> _EXERCISE REQUIREMENTS_:
All entries below need to be written out exactly, but without their pictures.

> _THE RECORDS_:
>> Begin
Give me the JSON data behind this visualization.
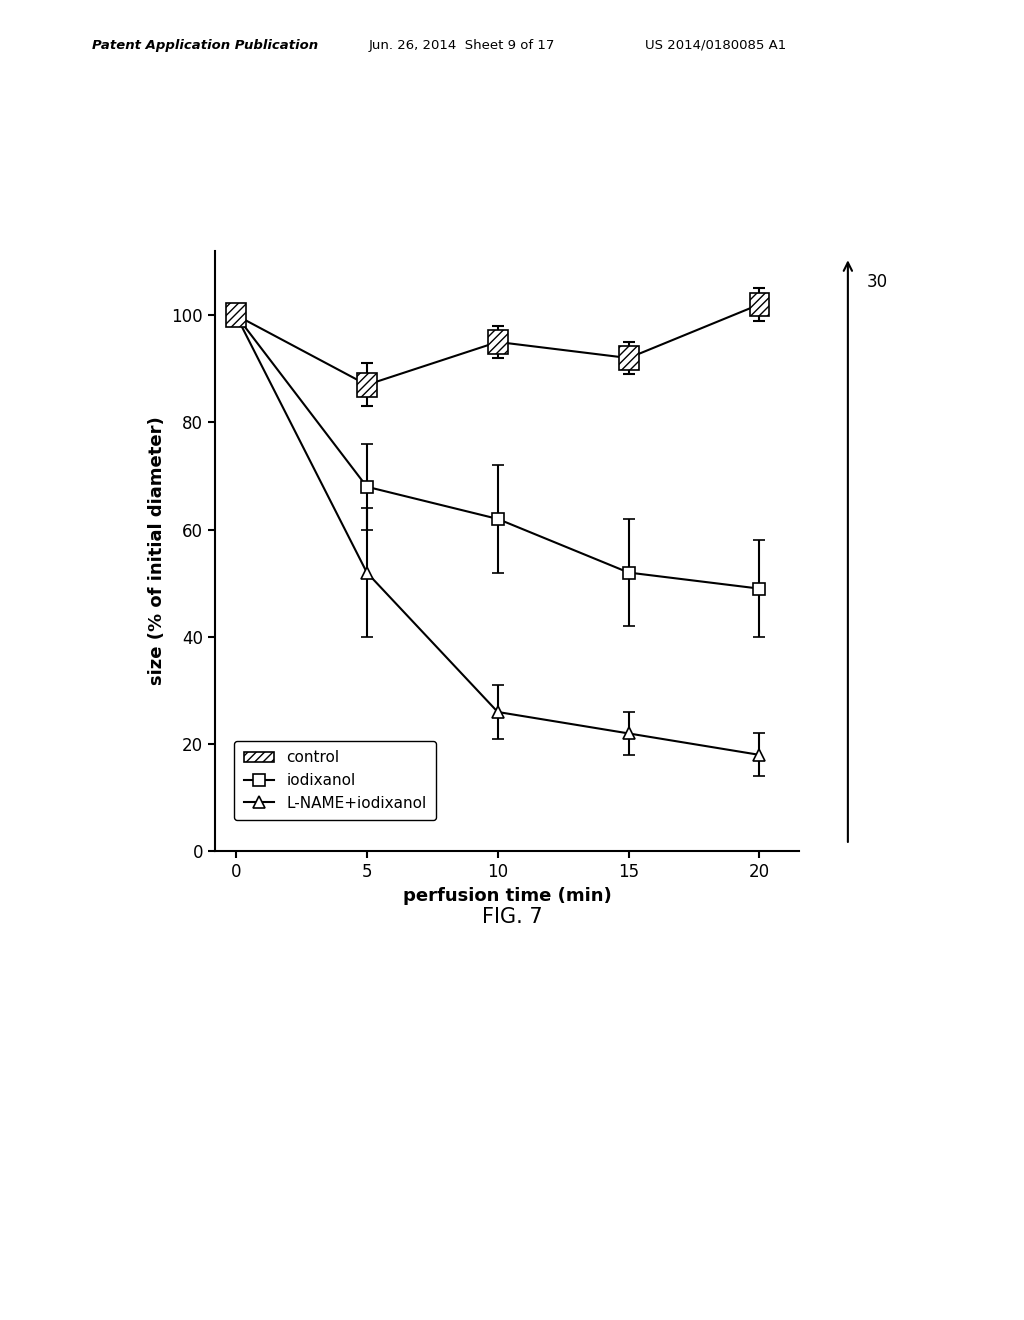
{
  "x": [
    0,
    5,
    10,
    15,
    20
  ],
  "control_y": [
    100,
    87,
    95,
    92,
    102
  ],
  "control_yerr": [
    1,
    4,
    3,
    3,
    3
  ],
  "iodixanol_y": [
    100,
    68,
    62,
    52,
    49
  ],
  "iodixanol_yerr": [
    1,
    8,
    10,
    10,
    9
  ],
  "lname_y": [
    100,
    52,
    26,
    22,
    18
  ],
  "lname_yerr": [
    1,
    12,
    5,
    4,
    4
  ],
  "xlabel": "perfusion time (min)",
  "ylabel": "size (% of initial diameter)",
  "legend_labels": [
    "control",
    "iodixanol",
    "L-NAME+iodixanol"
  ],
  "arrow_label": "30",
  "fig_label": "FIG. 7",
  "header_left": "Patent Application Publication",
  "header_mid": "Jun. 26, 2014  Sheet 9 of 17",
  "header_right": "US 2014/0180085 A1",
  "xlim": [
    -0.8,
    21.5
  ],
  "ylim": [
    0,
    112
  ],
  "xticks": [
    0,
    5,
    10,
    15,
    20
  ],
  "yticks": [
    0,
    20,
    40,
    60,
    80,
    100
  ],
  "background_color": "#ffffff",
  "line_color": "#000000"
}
>> End
> _RESULT OF THIS EXERCISE_:
Give me the JSON data behind this visualization.
{
  "x": [
    0,
    5,
    10,
    15,
    20
  ],
  "control_y": [
    100,
    87,
    95,
    92,
    102
  ],
  "control_yerr": [
    1,
    4,
    3,
    3,
    3
  ],
  "iodixanol_y": [
    100,
    68,
    62,
    52,
    49
  ],
  "iodixanol_yerr": [
    1,
    8,
    10,
    10,
    9
  ],
  "lname_y": [
    100,
    52,
    26,
    22,
    18
  ],
  "lname_yerr": [
    1,
    12,
    5,
    4,
    4
  ],
  "xlabel": "perfusion time (min)",
  "ylabel": "size (% of initial diameter)",
  "legend_labels": [
    "control",
    "iodixanol",
    "L-NAME+iodixanol"
  ],
  "arrow_label": "30",
  "fig_label": "FIG. 7",
  "header_left": "Patent Application Publication",
  "header_mid": "Jun. 26, 2014  Sheet 9 of 17",
  "header_right": "US 2014/0180085 A1",
  "xlim": [
    -0.8,
    21.5
  ],
  "ylim": [
    0,
    112
  ],
  "xticks": [
    0,
    5,
    10,
    15,
    20
  ],
  "yticks": [
    0,
    20,
    40,
    60,
    80,
    100
  ],
  "background_color": "#ffffff",
  "line_color": "#000000"
}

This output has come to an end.